* EXERCISE MATERIALS *
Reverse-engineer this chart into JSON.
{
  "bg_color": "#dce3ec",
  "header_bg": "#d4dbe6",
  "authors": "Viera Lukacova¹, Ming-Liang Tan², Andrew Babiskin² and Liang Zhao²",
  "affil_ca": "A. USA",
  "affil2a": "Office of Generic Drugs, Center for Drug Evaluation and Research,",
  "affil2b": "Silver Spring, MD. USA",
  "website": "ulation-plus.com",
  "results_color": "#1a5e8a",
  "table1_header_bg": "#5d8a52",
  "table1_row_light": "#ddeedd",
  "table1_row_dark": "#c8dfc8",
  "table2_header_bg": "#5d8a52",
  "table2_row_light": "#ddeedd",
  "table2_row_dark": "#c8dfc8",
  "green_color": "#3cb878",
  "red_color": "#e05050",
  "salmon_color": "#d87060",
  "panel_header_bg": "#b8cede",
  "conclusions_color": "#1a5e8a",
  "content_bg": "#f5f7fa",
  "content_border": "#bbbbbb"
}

* EXERCISE PROMPT *
Repeat the entries above exactly, leaving nothing out.

* COMPLETED EXERCISE *
Reverse-engineer this chart into JSON.
{
  "bg_color": "#dce3ec",
  "header_bg": "#d4dbe6",
  "authors": "Viera Lukacova¹, Ming-Liang Tan², Andrew Babiskin² and Liang Zhao²",
  "affil_ca": "A. USA",
  "affil2a": "Office of Generic Drugs, Center for Drug Evaluation and Research,",
  "affil2b": "Silver Spring, MD. USA",
  "website": "ulation-plus.com",
  "results_color": "#1a5e8a",
  "table1_header_bg": "#5d8a52",
  "table1_row_light": "#ddeedd",
  "table1_row_dark": "#c8dfc8",
  "table2_header_bg": "#5d8a52",
  "table2_row_light": "#ddeedd",
  "table2_row_dark": "#c8dfc8",
  "green_color": "#3cb878",
  "red_color": "#e05050",
  "salmon_color": "#d87060",
  "panel_header_bg": "#b8cede",
  "conclusions_color": "#1a5e8a",
  "content_bg": "#f5f7fa",
  "content_border": "#bbbbbb"
}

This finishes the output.